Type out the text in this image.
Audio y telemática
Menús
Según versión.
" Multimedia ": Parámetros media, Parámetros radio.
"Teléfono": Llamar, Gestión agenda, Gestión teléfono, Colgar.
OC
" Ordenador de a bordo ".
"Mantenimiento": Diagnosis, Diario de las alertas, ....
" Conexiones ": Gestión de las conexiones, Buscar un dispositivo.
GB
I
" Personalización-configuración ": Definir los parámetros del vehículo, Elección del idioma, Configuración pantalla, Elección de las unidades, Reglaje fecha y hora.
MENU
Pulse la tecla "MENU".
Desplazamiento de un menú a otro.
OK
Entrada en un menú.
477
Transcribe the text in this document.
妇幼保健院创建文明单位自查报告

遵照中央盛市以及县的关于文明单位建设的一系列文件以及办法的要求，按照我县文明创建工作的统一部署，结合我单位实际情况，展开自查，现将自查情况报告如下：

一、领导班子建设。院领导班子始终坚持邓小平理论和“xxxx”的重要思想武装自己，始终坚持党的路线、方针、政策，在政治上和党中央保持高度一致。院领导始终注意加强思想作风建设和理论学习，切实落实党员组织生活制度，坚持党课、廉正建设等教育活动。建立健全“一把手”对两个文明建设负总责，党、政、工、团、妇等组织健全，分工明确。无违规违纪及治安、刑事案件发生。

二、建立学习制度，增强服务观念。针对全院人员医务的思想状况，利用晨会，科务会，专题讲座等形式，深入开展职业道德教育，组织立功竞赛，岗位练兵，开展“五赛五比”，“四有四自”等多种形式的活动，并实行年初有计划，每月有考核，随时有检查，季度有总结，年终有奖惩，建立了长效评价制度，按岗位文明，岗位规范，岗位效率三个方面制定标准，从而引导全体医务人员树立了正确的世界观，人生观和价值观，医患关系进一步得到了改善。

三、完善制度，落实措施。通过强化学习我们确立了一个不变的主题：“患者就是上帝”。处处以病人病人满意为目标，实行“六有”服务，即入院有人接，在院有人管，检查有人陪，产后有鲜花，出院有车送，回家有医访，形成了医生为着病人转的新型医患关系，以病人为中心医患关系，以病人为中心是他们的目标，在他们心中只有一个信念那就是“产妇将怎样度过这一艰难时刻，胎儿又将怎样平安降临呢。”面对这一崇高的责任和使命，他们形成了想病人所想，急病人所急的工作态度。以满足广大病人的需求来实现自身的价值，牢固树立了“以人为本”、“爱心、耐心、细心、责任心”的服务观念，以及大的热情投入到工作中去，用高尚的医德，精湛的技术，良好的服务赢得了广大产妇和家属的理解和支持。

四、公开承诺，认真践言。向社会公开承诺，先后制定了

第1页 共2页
******************************
#### Exercise requirements
Copy each line containing the word "Gestión" from the data.

#### Task answer
"Teléfono": Llamar, Gestión agenda, Gestión teléfono, Colgar.
" Conexiones ": Gestión de las conexiones, Buscar un dispositivo.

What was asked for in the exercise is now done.